[Image layout annotations]
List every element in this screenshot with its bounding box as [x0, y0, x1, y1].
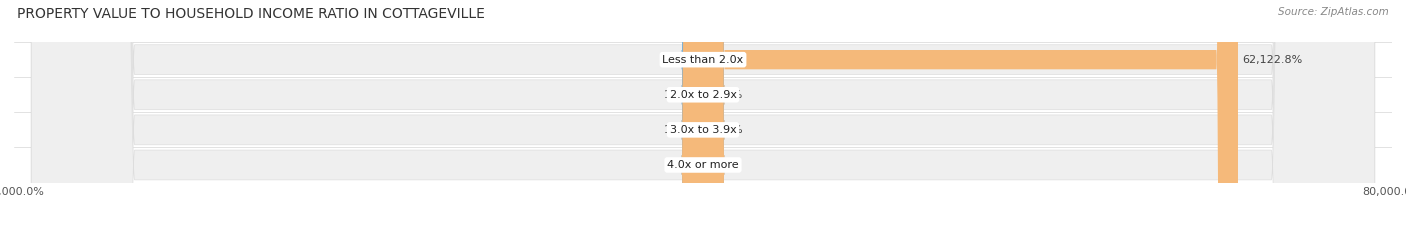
FancyBboxPatch shape: [682, 0, 724, 234]
Text: 13.4%: 13.4%: [664, 90, 699, 100]
Text: 2.0x to 2.9x: 2.0x to 2.9x: [669, 90, 737, 100]
Text: 3.0x to 3.9x: 3.0x to 3.9x: [669, 125, 737, 135]
Text: PROPERTY VALUE TO HOUSEHOLD INCOME RATIO IN COTTAGEVILLE: PROPERTY VALUE TO HOUSEHOLD INCOME RATIO…: [17, 7, 485, 21]
Legend: Without Mortgage, With Mortgage: Without Mortgage, With Mortgage: [588, 231, 818, 234]
FancyBboxPatch shape: [31, 0, 1375, 234]
FancyBboxPatch shape: [682, 0, 724, 234]
FancyBboxPatch shape: [682, 0, 724, 234]
FancyBboxPatch shape: [682, 0, 724, 234]
FancyBboxPatch shape: [682, 0, 724, 234]
FancyBboxPatch shape: [31, 0, 1375, 234]
FancyBboxPatch shape: [682, 0, 724, 234]
FancyBboxPatch shape: [31, 0, 1375, 234]
Text: Source: ZipAtlas.com: Source: ZipAtlas.com: [1278, 7, 1389, 17]
FancyBboxPatch shape: [31, 0, 1375, 234]
FancyBboxPatch shape: [682, 0, 724, 234]
Text: 10.2%: 10.2%: [664, 125, 699, 135]
Text: 62,122.8%: 62,122.8%: [1241, 55, 1302, 65]
Text: 14.0%: 14.0%: [664, 160, 699, 170]
FancyBboxPatch shape: [703, 0, 1239, 234]
Text: 4.0x or more: 4.0x or more: [668, 160, 738, 170]
Text: 52.9%: 52.9%: [662, 55, 699, 65]
Text: 63.1%: 63.1%: [707, 90, 742, 100]
Text: 24.8%: 24.8%: [707, 125, 742, 135]
Text: Less than 2.0x: Less than 2.0x: [662, 55, 744, 65]
Text: 5.4%: 5.4%: [707, 160, 735, 170]
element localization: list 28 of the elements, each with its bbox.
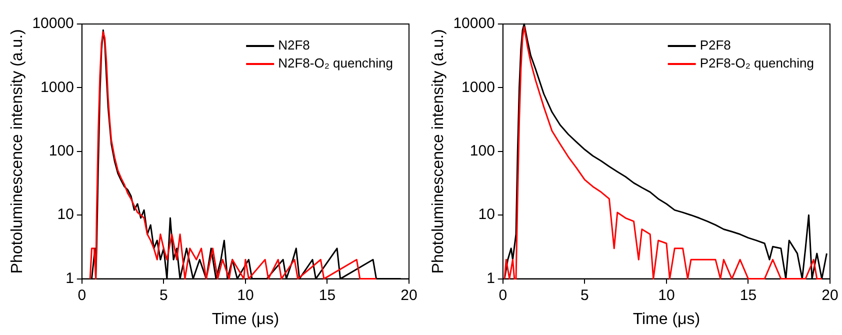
x-tick-label: 5	[580, 286, 589, 304]
legend-label: N2F8	[278, 38, 310, 53]
y-tick-label: 1	[486, 270, 495, 287]
x-tick-label: 15	[740, 286, 757, 304]
y-tick-label: 10000	[453, 15, 495, 32]
y-tick-label: 10	[57, 206, 74, 224]
y-tick-label: 10000	[32, 15, 74, 32]
y-tick-label: 1	[66, 270, 74, 287]
x-tick-label: 0	[78, 286, 86, 304]
legend-label: P2F8	[700, 38, 731, 53]
x-tick-label: 20	[822, 286, 838, 304]
y-axis-title: Photoluminescence intensity (a.u.)	[430, 29, 448, 274]
x-tick-label: 5	[160, 286, 168, 304]
y-tick-label: 10	[478, 206, 495, 224]
x-tick-label: 15	[318, 286, 336, 304]
legend-label: N2F8-O₂ quenching	[278, 56, 394, 71]
y-axis-title: Photoluminescence intensity (a.u.)	[9, 29, 26, 274]
y-tick-label: 100	[470, 142, 495, 160]
x-tick-label: 20	[400, 286, 418, 304]
x-tick-label: 0	[498, 286, 508, 304]
y-tick-label: 1000	[462, 78, 495, 96]
y-tick-label: 1000	[40, 78, 74, 96]
x-axis-title: Time (μs)	[212, 310, 280, 328]
x-tick-label: 10	[237, 286, 254, 304]
legend-label: P2F8-O₂ quenching	[700, 56, 814, 71]
y-tick-label: 100	[48, 142, 74, 160]
x-tick-label: 10	[658, 286, 675, 304]
x-axis-title: Time (μs)	[632, 310, 700, 328]
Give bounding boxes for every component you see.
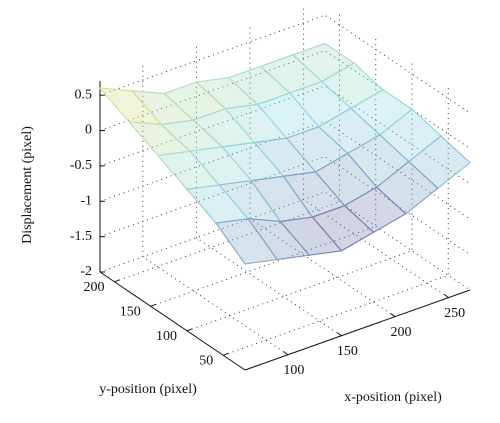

■ **TASK OBJECTIVE**
Recast the material as a Markdown table, starting at the line that contains "286, 589, 304]" and running through the end of the material, with a column named No. for the row number and a column named Line for the line itself. Omit blank lines and leave the pictures out.

■ **CORRECT RESULT**
| No. | Line |
|---|---|
| 1 | x-tick-label: 5	[580, 286, 589, 304] |
| 2 | legend-label: N2F8	[278, 38, 310, 53] |
| 3 | y-tick-label: 1	[486, 270, 495, 287] |
| 4 | x-tick-label: 15	[740, 286, 757, 304] |
| 5 | y-tick-label: 10000	[453, 15, 495, 32] |
| 6 | y-tick-label: 10	[57, 206, 74, 224] |
| 7 | y-tick-label: 10000	[32, 15, 74, 32] |
| 8 | y-tick-label: 1	[66, 270, 74, 287] |
| 9 | x-tick-label: 0	[78, 286, 86, 304] |
| 10 | legend-label: P2F8	[700, 38, 731, 53] |
| 11 | x-tick-label: 20	[822, 286, 838, 304] |
| 12 | y-axis-title: Photoluminescence intensity (a.u.)	[430, 29, 448, 274] |
| 13 | x-tick-label: 5	[160, 286, 168, 304] |
| 14 | y-tick-label: 10	[478, 206, 495, 224] |
| 15 | x-tick-label: 15	[318, 286, 336, 304] |
| 16 | legend-label: N2F8-O₂ quenching	[278, 56, 394, 71] |
| 17 | y-axis-title: Photoluminescence intensity (a.u.)	[9, 29, 26, 274] |
| 18 | y-tick-label: 100	[470, 142, 495, 160] |
| 19 | x-tick-label: 20	[400, 286, 418, 304] |
| 20 | x-tick-label: 0	[498, 286, 508, 304] |
| 21 | y-tick-label: 1000	[462, 78, 495, 96] |
| 22 | y-tick-label: 1000	[40, 78, 74, 96] |
| 23 | x-axis-title: Time (μs)	[212, 310, 280, 328] |
| 24 | x-tick-label: 10	[237, 286, 254, 304] |
| 25 | legend-label: P2F8-O₂ quenching	[700, 56, 814, 71] |
| 26 | y-tick-label: 100	[48, 142, 74, 160] |
| 27 | x-tick-label: 10	[658, 286, 675, 304] |
| 28 | x-axis-title: Time (μs)	[632, 310, 700, 328] |
| 29 | Give bounding boxes for every component you see. |